◆ GIVEN PROBLEM ◆
Copy every line, leaving nothing out and adding nothing.

Figure dataset records:

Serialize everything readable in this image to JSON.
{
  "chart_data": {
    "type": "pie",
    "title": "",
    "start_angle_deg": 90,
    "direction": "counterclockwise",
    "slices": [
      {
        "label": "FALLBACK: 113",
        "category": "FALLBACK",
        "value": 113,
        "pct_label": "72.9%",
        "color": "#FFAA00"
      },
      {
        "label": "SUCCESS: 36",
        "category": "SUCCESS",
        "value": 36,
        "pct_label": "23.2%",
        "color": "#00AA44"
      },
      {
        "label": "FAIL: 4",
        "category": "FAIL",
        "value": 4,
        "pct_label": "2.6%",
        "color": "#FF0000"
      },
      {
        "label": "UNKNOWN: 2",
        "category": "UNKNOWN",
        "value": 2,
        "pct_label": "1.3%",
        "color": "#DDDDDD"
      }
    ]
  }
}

◆ FULL RESPONSE ◆
Serialize everything readable in this image to JSON.
{
  "chart_data": {
    "type": "pie",
    "title": "",
    "start_angle_deg": 90,
    "direction": "counterclockwise",
    "slices": [
      {
        "label": "FALLBACK: 113",
        "category": "FALLBACK",
        "value": 113,
        "pct_label": "72.9%",
        "color": "#FFAA00"
      },
      {
        "label": "SUCCESS: 36",
        "category": "SUCCESS",
        "value": 36,
        "pct_label": "23.2%",
        "color": "#00AA44"
      },
      {
        "label": "FAIL: 4",
        "category": "FAIL",
        "value": 4,
        "pct_label": "2.6%",
        "color": "#FF0000"
      },
      {
        "label": "UNKNOWN: 2",
        "category": "UNKNOWN",
        "value": 2,
        "pct_label": "1.3%",
        "color": "#DDDDDD"
      }
    ]
  }
}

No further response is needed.